- Direction:
Transcribe every entry word for word, but skip the images.

- Data in this exercise:

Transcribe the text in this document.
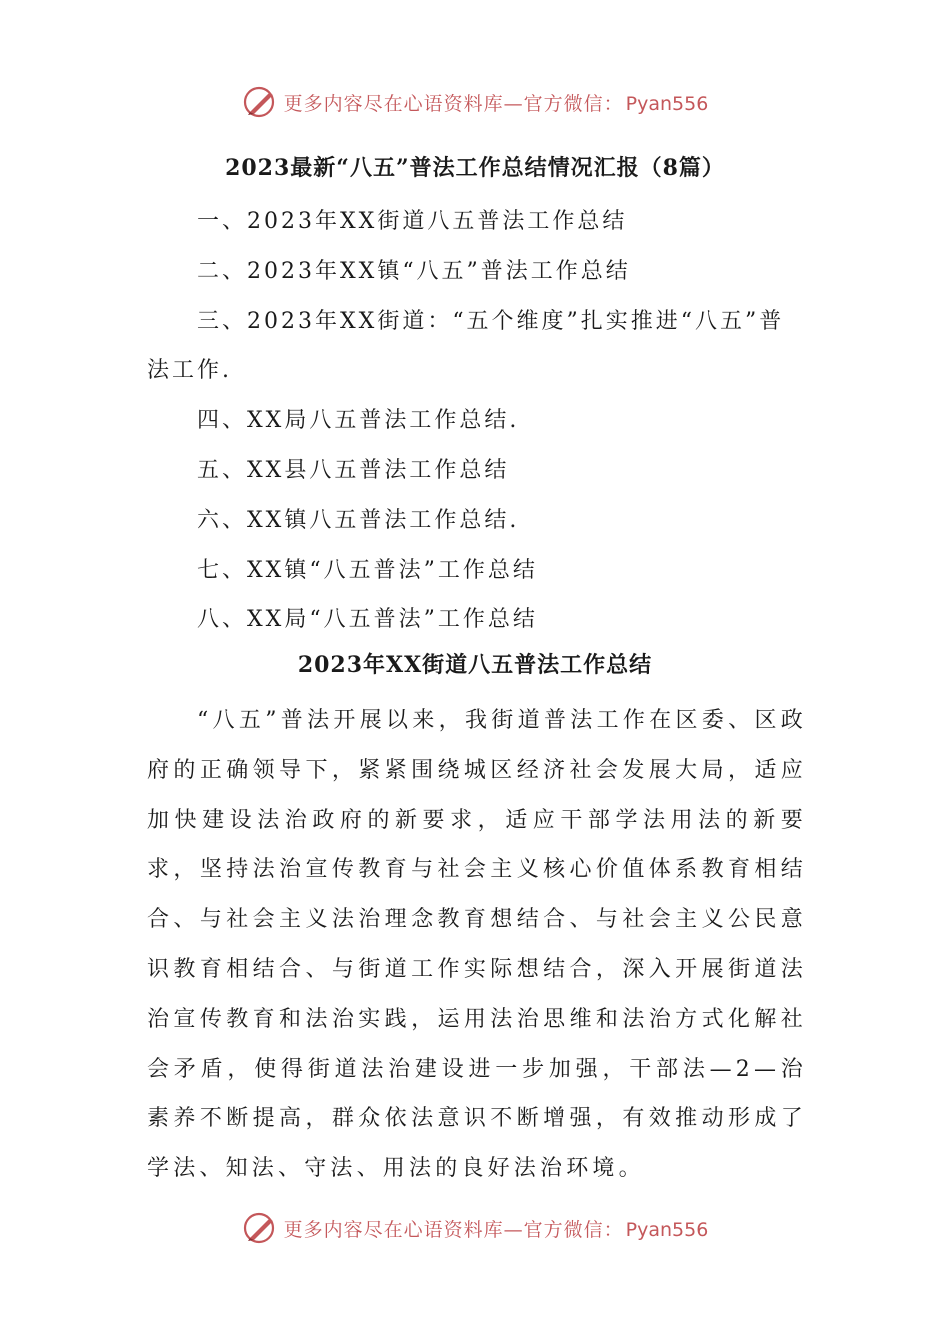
更多内容尽在心语资料库—官方微信： Pyan556
2023最新“八五”普法工作总结情况汇报（8篇）
一、2023年XX街道八五普法工作总结
二、2023年XX镇“八五”普法工作总结
三、2023年XX街道：“五个维度”扎实推进“八五”普法工作.
四、XX局八五普法工作总结.
五、XX县八五普法工作总结
六、XX镇八五普法工作总结.
七、XX镇“八五普法”工作总结
八、XX局“八五普法”工作总结
2023年XX街道八五普法工作总结

“八五”普法开展以来，我街道普法工作在区委、区政府的正确领导下，紧紧围绕城区经济社会发展大局，适应加快建设法治政府的新要求，适应干部学法用法的新要求，坚持法治宣传教育与社会主义核心价值体系教育相结合、与社会主义法治理念教育想结合、与社会主义公民意识教育相结合、与街道工作实际想结合，深入开展街道法治宣传教育和法治实践，运用法治思维和法治方式化解社会矛盾，使得街道法治建设进一步加强，干部法—2—治素养不断提高，群众依法意识不断增强，有效推动形成了学法、知法、守法、用法的良好法治环境。

更多内容尽在心语资料库—官方微信： Pyan556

- Answer below:
Transcribe the text in this document.
更多内容尽在心语资料库—官方微信： Pyan556
2023最新“八五”普法工作总结情况汇报（8篇）
一、2023年XX街道八五普法工作总结
二、2023年XX镇“八五”普法工作总结
三、2023年XX街道：“五个维度”扎实推进“八五”普法工作.
四、XX局八五普法工作总结.
五、XX县八五普法工作总结
六、XX镇八五普法工作总结.
七、XX镇“八五普法”工作总结
八、XX局“八五普法”工作总结
2023年XX街道八五普法工作总结

“八五”普法开展以来，我街道普法工作在区委、区政府的正确领导下，紧紧围绕城区经济社会发展大局，适应加快建设法治政府的新要求，适应干部学法用法的新要求，坚持法治宣传教育与社会主义核心价值体系教育相结合、与社会主义法治理念教育想结合、与社会主义公民意识教育相结合、与街道工作实际想结合，深入开展街道法治宣传教育和法治实践，运用法治思维和法治方式化解社会矛盾，使得街道法治建设进一步加强，干部法—2—治素养不断提高，群众依法意识不断增强，有效推动形成了学法、知法、守法、用法的良好法治环境。

更多内容尽在心语资料库—官方微信： Pyan556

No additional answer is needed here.